◆ **Parts of the exercise**:
• 1. According to the profile of Vikas, what is the name of his family business, and what kind of company is it?
• 2. In the profile of Vikas, retype the passage starting with "Vikas is one" and going on through "do business in.".

Vikas is one of those people in business in Manchester who makes things just that little bit more interesting. Though he works in his family business Swiscot, a textiles company, what makes him interesting is the range of different things he does.

He’s been involved in setting up the Greater Manchester Film Festival, has produced a couple of films, he supports a number of different entrepreneurs – many of them with the aim to pushing the agenda of Manchester and making it a great city to do business in.

One of the first things about him that caught my eye was his blog – Thought Economics. It will never win any wards for design but for content it is quite something. Over the course of the last few years Vikas has managed to interview some of the leading thinkers and influencers on the planet., including Nobel Prize winners, business leaders and people who are changing the world through incredible work in Africa and Asia. And then there’s Sir Richard Branson. We may disagree slightly on the bearded one, but Vikas still landed a good interview.

[Collected data]
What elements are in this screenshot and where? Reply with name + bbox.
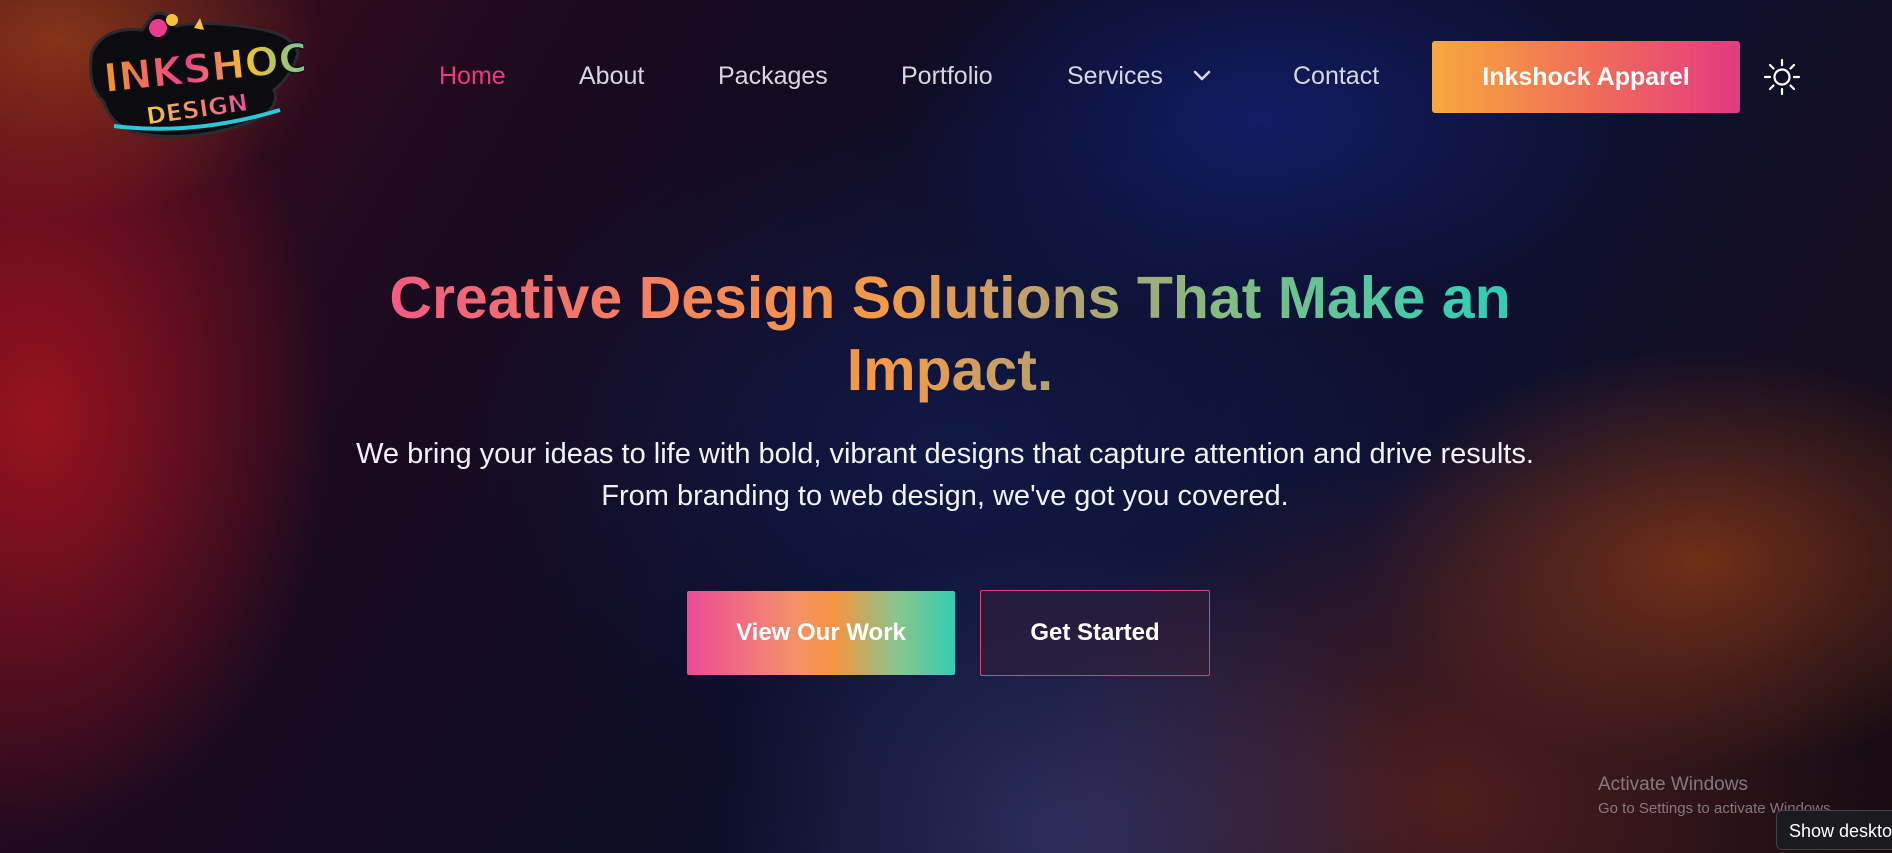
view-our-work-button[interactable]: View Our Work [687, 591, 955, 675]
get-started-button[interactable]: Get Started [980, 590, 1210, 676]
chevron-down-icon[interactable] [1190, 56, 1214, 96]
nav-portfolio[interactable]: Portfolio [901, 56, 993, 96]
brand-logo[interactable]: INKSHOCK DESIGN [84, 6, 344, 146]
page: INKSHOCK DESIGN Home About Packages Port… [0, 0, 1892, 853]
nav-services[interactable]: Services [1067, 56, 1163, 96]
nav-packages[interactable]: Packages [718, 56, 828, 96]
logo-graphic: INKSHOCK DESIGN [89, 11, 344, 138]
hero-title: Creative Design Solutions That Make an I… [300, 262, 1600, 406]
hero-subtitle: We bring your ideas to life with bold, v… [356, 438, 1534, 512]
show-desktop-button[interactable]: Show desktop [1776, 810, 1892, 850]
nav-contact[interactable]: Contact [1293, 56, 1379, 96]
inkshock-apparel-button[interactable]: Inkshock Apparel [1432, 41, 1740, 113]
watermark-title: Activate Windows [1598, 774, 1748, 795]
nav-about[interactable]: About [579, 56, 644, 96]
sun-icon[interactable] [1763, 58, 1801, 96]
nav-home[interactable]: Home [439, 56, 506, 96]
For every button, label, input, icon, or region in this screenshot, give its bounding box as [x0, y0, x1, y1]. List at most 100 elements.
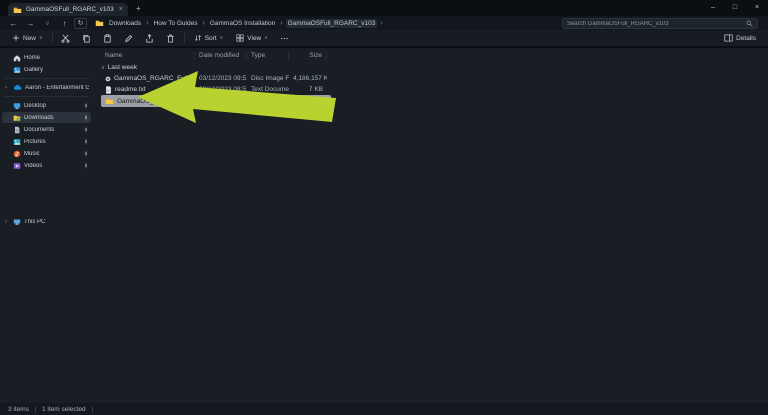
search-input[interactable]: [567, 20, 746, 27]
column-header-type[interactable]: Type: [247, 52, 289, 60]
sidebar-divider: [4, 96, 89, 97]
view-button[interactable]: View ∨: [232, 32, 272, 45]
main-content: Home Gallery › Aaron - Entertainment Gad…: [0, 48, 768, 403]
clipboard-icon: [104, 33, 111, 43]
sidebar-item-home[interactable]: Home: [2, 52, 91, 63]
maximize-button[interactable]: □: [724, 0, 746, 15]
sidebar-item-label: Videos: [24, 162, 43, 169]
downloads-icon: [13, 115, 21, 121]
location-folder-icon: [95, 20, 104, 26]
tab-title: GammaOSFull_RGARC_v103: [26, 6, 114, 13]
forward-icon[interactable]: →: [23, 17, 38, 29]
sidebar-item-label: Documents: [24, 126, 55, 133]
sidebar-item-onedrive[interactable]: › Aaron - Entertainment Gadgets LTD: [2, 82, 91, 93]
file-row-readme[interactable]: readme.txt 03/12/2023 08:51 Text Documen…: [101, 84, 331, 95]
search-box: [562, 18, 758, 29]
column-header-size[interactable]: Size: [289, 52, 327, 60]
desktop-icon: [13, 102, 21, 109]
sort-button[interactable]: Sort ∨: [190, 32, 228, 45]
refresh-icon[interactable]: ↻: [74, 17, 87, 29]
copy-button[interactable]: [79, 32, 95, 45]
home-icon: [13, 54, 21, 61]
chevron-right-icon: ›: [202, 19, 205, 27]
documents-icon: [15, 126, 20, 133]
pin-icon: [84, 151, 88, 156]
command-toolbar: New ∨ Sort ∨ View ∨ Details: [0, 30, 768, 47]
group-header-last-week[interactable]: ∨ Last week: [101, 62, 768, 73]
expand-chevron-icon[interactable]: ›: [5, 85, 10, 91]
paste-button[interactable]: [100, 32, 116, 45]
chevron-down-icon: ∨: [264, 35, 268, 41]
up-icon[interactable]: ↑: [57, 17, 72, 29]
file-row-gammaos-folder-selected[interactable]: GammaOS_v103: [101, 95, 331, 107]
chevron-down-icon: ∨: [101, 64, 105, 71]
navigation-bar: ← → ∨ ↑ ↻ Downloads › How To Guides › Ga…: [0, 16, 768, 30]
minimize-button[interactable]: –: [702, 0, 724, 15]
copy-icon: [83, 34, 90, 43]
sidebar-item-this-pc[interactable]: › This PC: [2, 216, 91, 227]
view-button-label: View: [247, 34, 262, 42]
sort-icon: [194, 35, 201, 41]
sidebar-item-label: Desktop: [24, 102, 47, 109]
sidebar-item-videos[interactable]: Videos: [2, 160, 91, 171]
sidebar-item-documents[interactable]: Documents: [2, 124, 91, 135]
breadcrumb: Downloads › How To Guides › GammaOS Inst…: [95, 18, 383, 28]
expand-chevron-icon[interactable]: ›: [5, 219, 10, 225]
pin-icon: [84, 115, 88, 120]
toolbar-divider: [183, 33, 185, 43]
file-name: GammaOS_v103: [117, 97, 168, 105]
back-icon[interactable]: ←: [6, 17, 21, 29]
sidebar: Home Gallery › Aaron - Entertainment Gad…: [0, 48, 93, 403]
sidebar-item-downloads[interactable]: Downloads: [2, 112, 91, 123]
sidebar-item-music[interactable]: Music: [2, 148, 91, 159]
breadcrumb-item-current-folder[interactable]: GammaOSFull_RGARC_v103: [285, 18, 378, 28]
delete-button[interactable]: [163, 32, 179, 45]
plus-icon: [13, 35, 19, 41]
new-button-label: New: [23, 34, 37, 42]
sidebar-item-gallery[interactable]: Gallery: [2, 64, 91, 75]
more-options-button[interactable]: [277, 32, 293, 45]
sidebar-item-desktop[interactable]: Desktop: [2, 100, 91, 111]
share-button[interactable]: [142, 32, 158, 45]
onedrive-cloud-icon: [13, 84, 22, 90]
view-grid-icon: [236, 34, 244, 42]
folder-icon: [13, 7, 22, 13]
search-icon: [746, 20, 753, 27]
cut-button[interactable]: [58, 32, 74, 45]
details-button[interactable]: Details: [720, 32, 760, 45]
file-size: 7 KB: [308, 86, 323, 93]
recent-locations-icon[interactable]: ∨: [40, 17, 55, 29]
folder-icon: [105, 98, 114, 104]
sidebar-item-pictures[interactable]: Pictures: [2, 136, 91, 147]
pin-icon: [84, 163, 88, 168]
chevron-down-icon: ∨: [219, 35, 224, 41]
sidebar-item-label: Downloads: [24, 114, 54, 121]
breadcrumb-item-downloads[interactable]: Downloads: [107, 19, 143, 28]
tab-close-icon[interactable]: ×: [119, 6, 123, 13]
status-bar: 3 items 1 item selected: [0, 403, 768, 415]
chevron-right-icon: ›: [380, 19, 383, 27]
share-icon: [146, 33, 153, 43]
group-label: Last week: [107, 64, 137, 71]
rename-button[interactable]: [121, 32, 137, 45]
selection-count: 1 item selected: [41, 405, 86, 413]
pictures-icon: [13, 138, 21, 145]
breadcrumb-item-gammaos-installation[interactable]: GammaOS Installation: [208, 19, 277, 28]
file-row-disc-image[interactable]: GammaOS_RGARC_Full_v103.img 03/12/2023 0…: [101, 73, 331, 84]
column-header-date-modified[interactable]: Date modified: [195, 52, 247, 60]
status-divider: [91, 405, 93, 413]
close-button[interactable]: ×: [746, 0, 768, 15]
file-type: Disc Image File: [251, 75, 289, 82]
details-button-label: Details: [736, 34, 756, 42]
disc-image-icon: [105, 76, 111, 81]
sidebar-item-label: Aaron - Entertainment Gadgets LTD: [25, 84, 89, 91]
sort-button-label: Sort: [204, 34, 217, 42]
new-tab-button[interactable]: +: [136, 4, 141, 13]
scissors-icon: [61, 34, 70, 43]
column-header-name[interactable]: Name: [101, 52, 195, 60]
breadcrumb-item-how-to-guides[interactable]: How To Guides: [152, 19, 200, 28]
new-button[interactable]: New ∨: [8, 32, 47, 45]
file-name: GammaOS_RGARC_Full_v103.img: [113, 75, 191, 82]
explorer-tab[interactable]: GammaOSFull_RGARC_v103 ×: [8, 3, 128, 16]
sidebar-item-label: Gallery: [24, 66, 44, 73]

◆ **Written answers**:
• 1. Swiscot, a textiles company.

• 2.
Vikas is one of those people in business in Manchester who makes things just that little bit more interesting. Though he works in his family business Swiscot, a textiles company, what makes him interesting is the range of different things he does.

He’s been involved in setting up the Greater Manchester Film Festival, has produced a couple of films, he supports a number of different entrepreneurs – many of them with the aim to pushing the agenda of Manchester and making it a great city to do business in.